>> start Recorded information

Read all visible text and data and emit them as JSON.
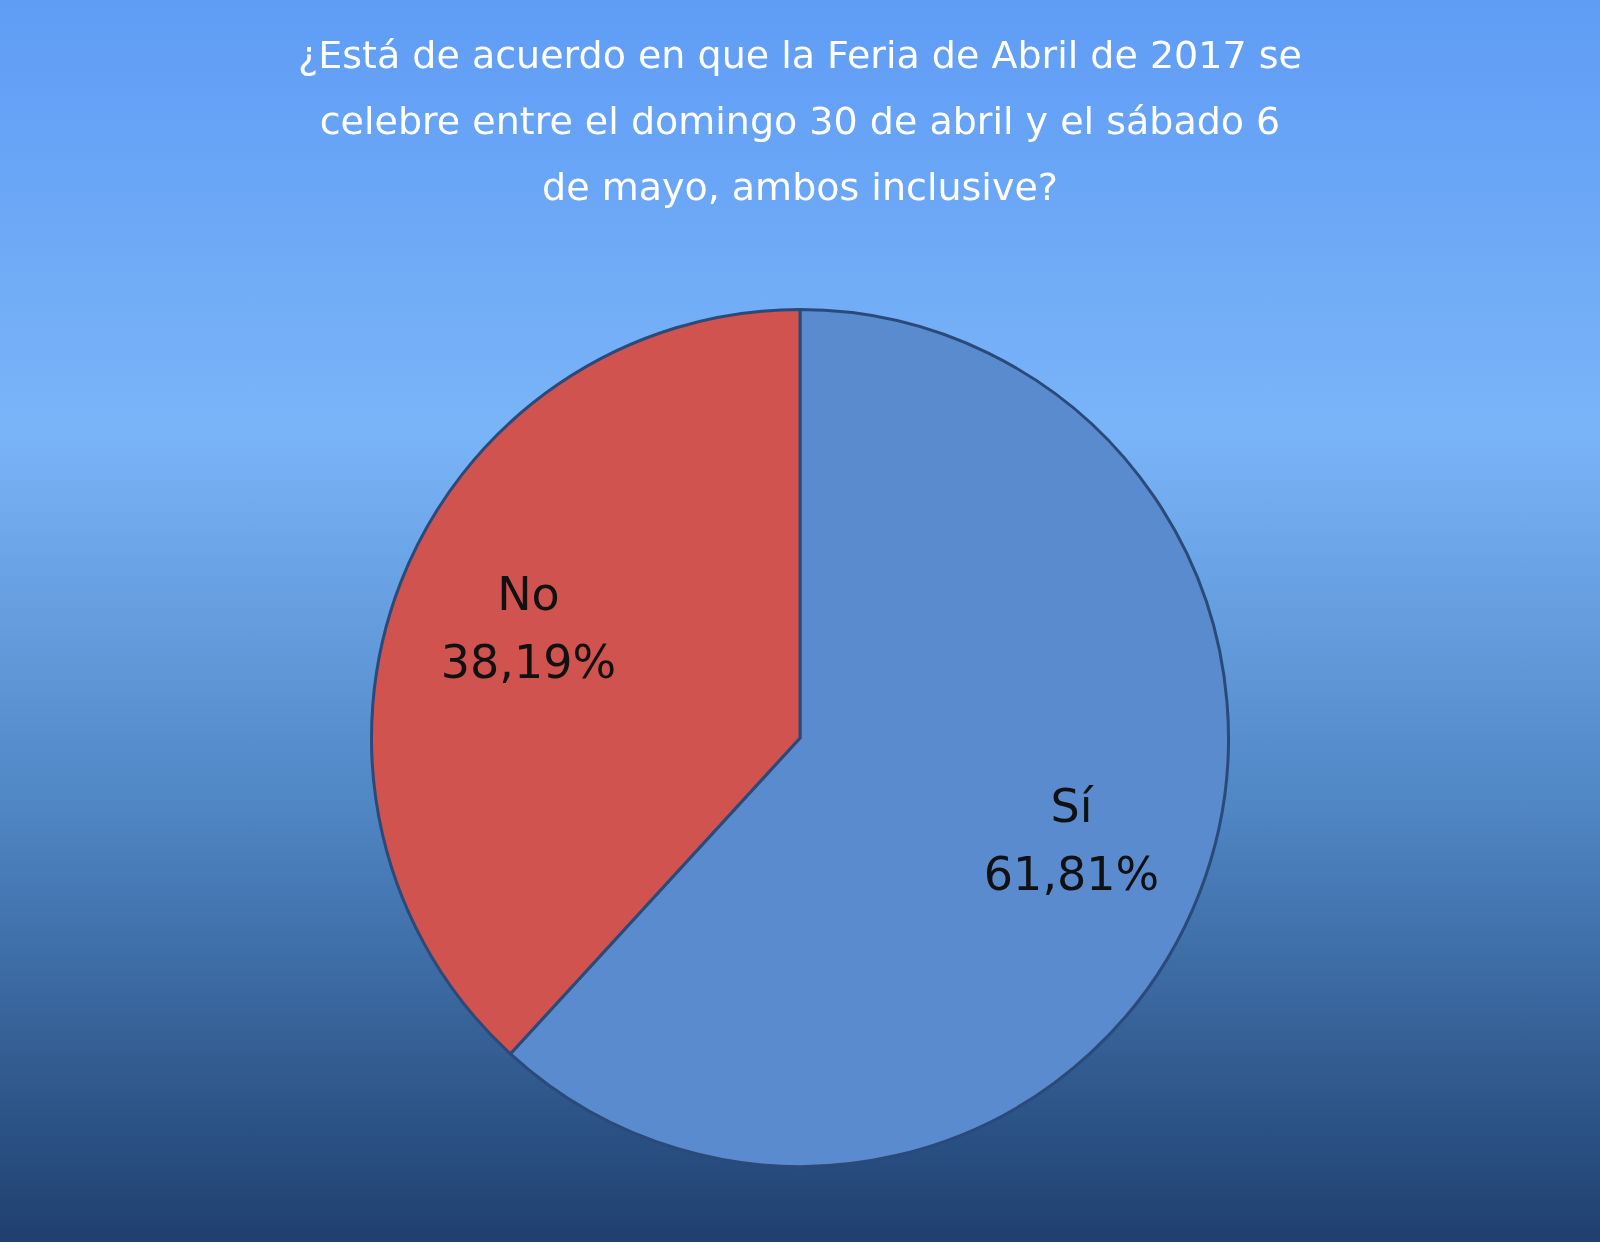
{
  "chart_data": {
    "type": "pie",
    "title": "¿Está de acuerdo en que la Feria de Abril de 2017 se celebre entre el domingo 30 de abril y el sábado 6 de mayo, ambos inclusive?",
    "categories": [
      "Sí",
      "No"
    ],
    "values": [
      61.81,
      38.19
    ],
    "value_labels": [
      "61,81%",
      "38,19%"
    ],
    "colors": [
      "#5a8bcf",
      "#d0534f"
    ],
    "legend": false
  }
}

>> end Recorded information

Objective - Each record should be quoted exactly, with the images omitted.

Solved exercise -
Read all visible text and data and emit them as JSON.
{
  "chart_data": {
    "type": "pie",
    "title": "¿Está de acuerdo en que la Feria de Abril de 2017 se celebre entre el domingo 30 de abril y el sábado 6 de mayo, ambos inclusive?",
    "categories": [
      "Sí",
      "No"
    ],
    "values": [
      61.81,
      38.19
    ],
    "value_labels": [
      "61,81%",
      "38,19%"
    ],
    "colors": [
      "#5a8bcf",
      "#d0534f"
    ],
    "legend": false
  }
}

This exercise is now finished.